Transcribe all of the material below word for word and leave out its pictures.

Provided data:
((
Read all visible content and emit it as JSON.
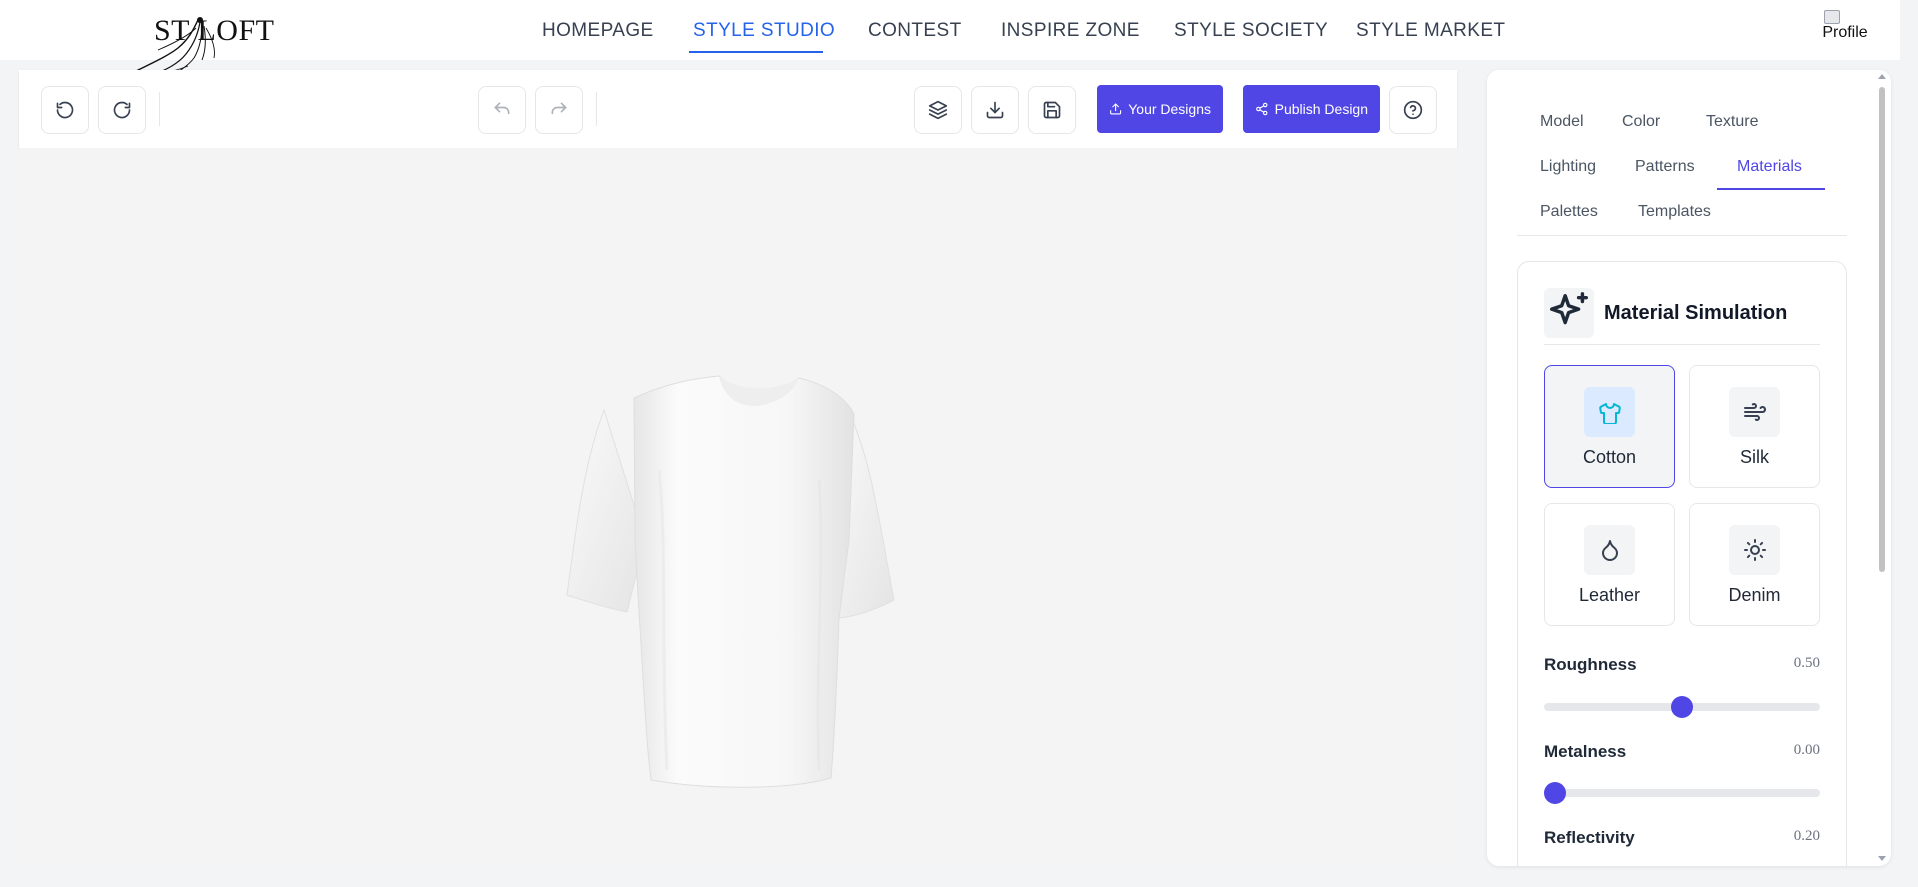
{
  "brand": {
    "logo_text": "ST LOFT"
  },
  "nav": {
    "items": [
      {
        "label": "HOMEPAGE"
      },
      {
        "label": "STYLE STUDIO"
      },
      {
        "label": "CONTEST"
      },
      {
        "label": "INSPIRE ZONE"
      },
      {
        "label": "STYLE SOCIETY"
      },
      {
        "label": "STYLE MARKET"
      }
    ],
    "active": "STYLE STUDIO",
    "profile_alt": "Profile"
  },
  "toolbar": {
    "icons": [
      "rotate-left-icon",
      "rotate-right-icon",
      "undo-icon",
      "redo-icon",
      "layers-icon",
      "download-icon",
      "save-icon",
      "help-icon"
    ],
    "your_designs_label": "Your Designs",
    "publish_label": "Publish Design"
  },
  "panel": {
    "tabs": [
      {
        "label": "Model"
      },
      {
        "label": "Color"
      },
      {
        "label": "Texture"
      },
      {
        "label": "Lighting"
      },
      {
        "label": "Patterns"
      },
      {
        "label": "Materials"
      },
      {
        "label": "Palettes"
      },
      {
        "label": "Templates"
      }
    ],
    "active_tab": "Materials",
    "section": {
      "title": "Material Simulation",
      "icon": "sparkles-icon",
      "materials": [
        {
          "label": "Cotton",
          "icon": "shirt-icon",
          "selected": true
        },
        {
          "label": "Silk",
          "icon": "wind-icon",
          "selected": false
        },
        {
          "label": "Leather",
          "icon": "droplet-icon",
          "selected": false
        },
        {
          "label": "Denim",
          "icon": "sun-icon",
          "selected": false
        }
      ],
      "sliders": [
        {
          "label": "Roughness",
          "value_text": "0.50",
          "value": 0.5
        },
        {
          "label": "Metalness",
          "value_text": "0.00",
          "value": 0.0
        },
        {
          "label": "Reflectivity",
          "value_text": "0.20",
          "value": 0.2
        }
      ]
    }
  },
  "colors": {
    "accent": "#4f46e5",
    "nav_active": "#2563eb"
  }
}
))
Solution:
Read all visible content and emit it as JSON.
{
  "brand": {
    "logo_text": "ST LOFT"
  },
  "nav": {
    "items": [
      {
        "label": "HOMEPAGE"
      },
      {
        "label": "STYLE STUDIO"
      },
      {
        "label": "CONTEST"
      },
      {
        "label": "INSPIRE ZONE"
      },
      {
        "label": "STYLE SOCIETY"
      },
      {
        "label": "STYLE MARKET"
      }
    ],
    "active": "STYLE STUDIO",
    "profile_alt": "Profile"
  },
  "toolbar": {
    "icons": [
      "rotate-left-icon",
      "rotate-right-icon",
      "undo-icon",
      "redo-icon",
      "layers-icon",
      "download-icon",
      "save-icon",
      "help-icon"
    ],
    "your_designs_label": "Your Designs",
    "publish_label": "Publish Design"
  },
  "panel": {
    "tabs": [
      {
        "label": "Model"
      },
      {
        "label": "Color"
      },
      {
        "label": "Texture"
      },
      {
        "label": "Lighting"
      },
      {
        "label": "Patterns"
      },
      {
        "label": "Materials"
      },
      {
        "label": "Palettes"
      },
      {
        "label": "Templates"
      }
    ],
    "active_tab": "Materials",
    "section": {
      "title": "Material Simulation",
      "icon": "sparkles-icon",
      "materials": [
        {
          "label": "Cotton",
          "icon": "shirt-icon",
          "selected": true
        },
        {
          "label": "Silk",
          "icon": "wind-icon",
          "selected": false
        },
        {
          "label": "Leather",
          "icon": "droplet-icon",
          "selected": false
        },
        {
          "label": "Denim",
          "icon": "sun-icon",
          "selected": false
        }
      ],
      "sliders": [
        {
          "label": "Roughness",
          "value_text": "0.50",
          "value": 0.5
        },
        {
          "label": "Metalness",
          "value_text": "0.00",
          "value": 0.0
        },
        {
          "label": "Reflectivity",
          "value_text": "0.20",
          "value": 0.2
        }
      ]
    }
  },
  "colors": {
    "accent": "#4f46e5",
    "nav_active": "#2563eb"
  }
}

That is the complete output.